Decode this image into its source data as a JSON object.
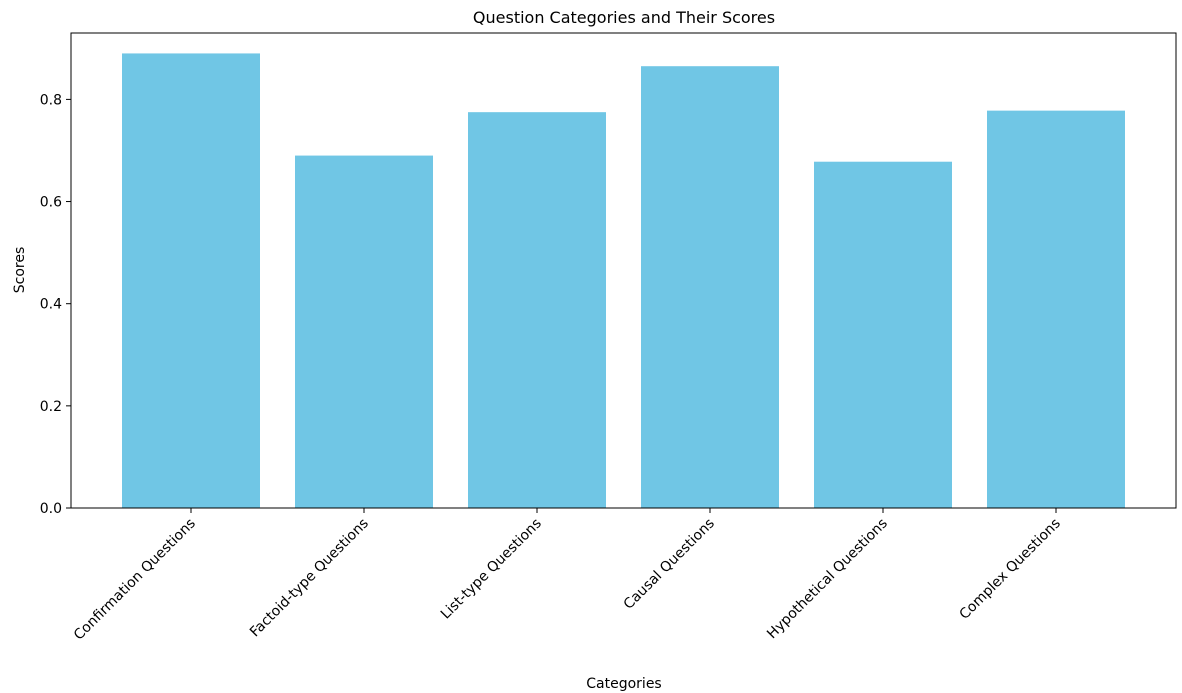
{
  "chart_data": {
    "type": "bar",
    "title": "Question Categories and Their Scores",
    "xlabel": "Categories",
    "ylabel": "Scores",
    "categories": [
      "Confirmation Questions",
      "Factoid-type Questions",
      "List-type Questions",
      "Causal Questions",
      "Hypothetical Questions",
      "Complex Questions"
    ],
    "values": [
      0.89,
      0.69,
      0.775,
      0.865,
      0.678,
      0.778
    ],
    "ylim": [
      0,
      0.93
    ],
    "yticks": [
      0.0,
      0.2,
      0.4,
      0.6,
      0.8
    ],
    "ytick_labels": [
      "0.0",
      "0.2",
      "0.4",
      "0.6",
      "0.8"
    ],
    "bar_color": "#70c6e5",
    "grid": false,
    "legend": "none"
  }
}
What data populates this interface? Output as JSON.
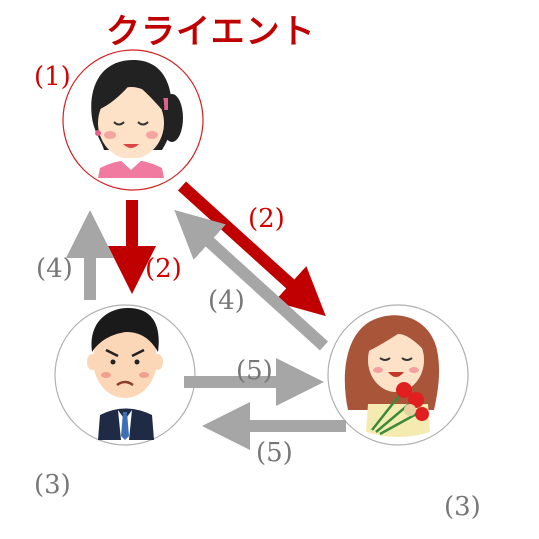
{
  "title": "クライエント",
  "labels": {
    "client_num": "(1)",
    "client_to_man": "(2)",
    "client_to_woman": "(2)",
    "man_to_client": "(4)",
    "woman_to_client": "(4)",
    "man_to_woman": "(5)",
    "woman_to_man": "(5)",
    "man_num": "(3)",
    "woman_num": "(3)"
  },
  "colors": {
    "red_arrow": "#c00000",
    "gray_arrow": "#a6a6a6",
    "client_circle": "#d42020",
    "other_circle": "#b0b0b0"
  },
  "nodes": {
    "client": "woman-with-ponytail-icon",
    "man": "businessman-icon",
    "woman": "woman-with-carnations-icon"
  }
}
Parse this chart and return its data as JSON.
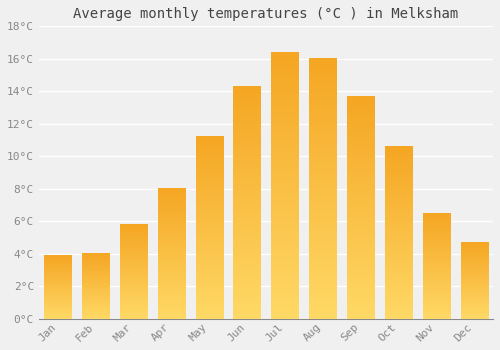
{
  "title": "Average monthly temperatures (°C ) in Melksham",
  "months": [
    "Jan",
    "Feb",
    "Mar",
    "Apr",
    "May",
    "Jun",
    "Jul",
    "Aug",
    "Sep",
    "Oct",
    "Nov",
    "Dec"
  ],
  "values": [
    3.9,
    4.0,
    5.8,
    8.0,
    11.2,
    14.3,
    16.4,
    16.0,
    13.7,
    10.6,
    6.5,
    4.7
  ],
  "bar_color_top": "#F5A623",
  "bar_color_bottom": "#FFD966",
  "background_color": "#F0F0F0",
  "grid_color": "#FFFFFF",
  "ylim": [
    0,
    18
  ],
  "yticks": [
    0,
    2,
    4,
    6,
    8,
    10,
    12,
    14,
    16,
    18
  ],
  "ytick_labels": [
    "0°C",
    "2°C",
    "4°C",
    "6°C",
    "8°C",
    "10°C",
    "12°C",
    "14°C",
    "16°C",
    "18°C"
  ],
  "title_fontsize": 10,
  "tick_fontsize": 8,
  "tick_color": "#888888",
  "bar_edge_color": "none",
  "n_gradient": 100
}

★ ★ ★ ★ ★ ★ ★

> [Stated problem]: Copy the listing exactly. Any image in it stays out of the copy.

> [Exercise answer]:
Decode this image into its source data as a JSON object.
{
  "chart_data": {
    "type": "bar",
    "title": "Question Categories and Their Scores",
    "xlabel": "Categories",
    "ylabel": "Scores",
    "categories": [
      "Confirmation Questions",
      "Factoid-type Questions",
      "List-type Questions",
      "Causal Questions",
      "Hypothetical Questions",
      "Complex Questions"
    ],
    "values": [
      0.89,
      0.69,
      0.775,
      0.865,
      0.678,
      0.778
    ],
    "ylim": [
      0,
      0.93
    ],
    "yticks": [
      0.0,
      0.2,
      0.4,
      0.6,
      0.8
    ],
    "ytick_labels": [
      "0.0",
      "0.2",
      "0.4",
      "0.6",
      "0.8"
    ],
    "bar_color": "#70c6e5",
    "grid": false,
    "legend": "none"
  }
}
What data populates this interface? Output as JSON.
{
  "title": "クライエント",
  "labels": {
    "client_num": "(1)",
    "client_to_man": "(2)",
    "client_to_woman": "(2)",
    "man_to_client": "(4)",
    "woman_to_client": "(4)",
    "man_to_woman": "(5)",
    "woman_to_man": "(5)",
    "man_num": "(3)",
    "woman_num": "(3)"
  },
  "colors": {
    "red_arrow": "#c00000",
    "gray_arrow": "#a6a6a6",
    "client_circle": "#d42020",
    "other_circle": "#b0b0b0"
  },
  "nodes": {
    "client": "woman-with-ponytail-icon",
    "man": "businessman-icon",
    "woman": "woman-with-carnations-icon"
  }
}
Parse this chart and return its data as JSON.
{
  "title": "Average monthly temperatures (°C ) in Melksham",
  "months": [
    "Jan",
    "Feb",
    "Mar",
    "Apr",
    "May",
    "Jun",
    "Jul",
    "Aug",
    "Sep",
    "Oct",
    "Nov",
    "Dec"
  ],
  "values": [
    3.9,
    4.0,
    5.8,
    8.0,
    11.2,
    14.3,
    16.4,
    16.0,
    13.7,
    10.6,
    6.5,
    4.7
  ],
  "bar_color_top": "#F5A623",
  "bar_color_bottom": "#FFD966",
  "background_color": "#F0F0F0",
  "grid_color": "#FFFFFF",
  "ylim": [
    0,
    18
  ],
  "yticks": [
    0,
    2,
    4,
    6,
    8,
    10,
    12,
    14,
    16,
    18
  ],
  "ytick_labels": [
    "0°C",
    "2°C",
    "4°C",
    "6°C",
    "8°C",
    "10°C",
    "12°C",
    "14°C",
    "16°C",
    "18°C"
  ],
  "title_fontsize": 10,
  "tick_fontsize": 8,
  "tick_color": "#888888",
  "bar_edge_color": "none",
  "n_gradient": 100
}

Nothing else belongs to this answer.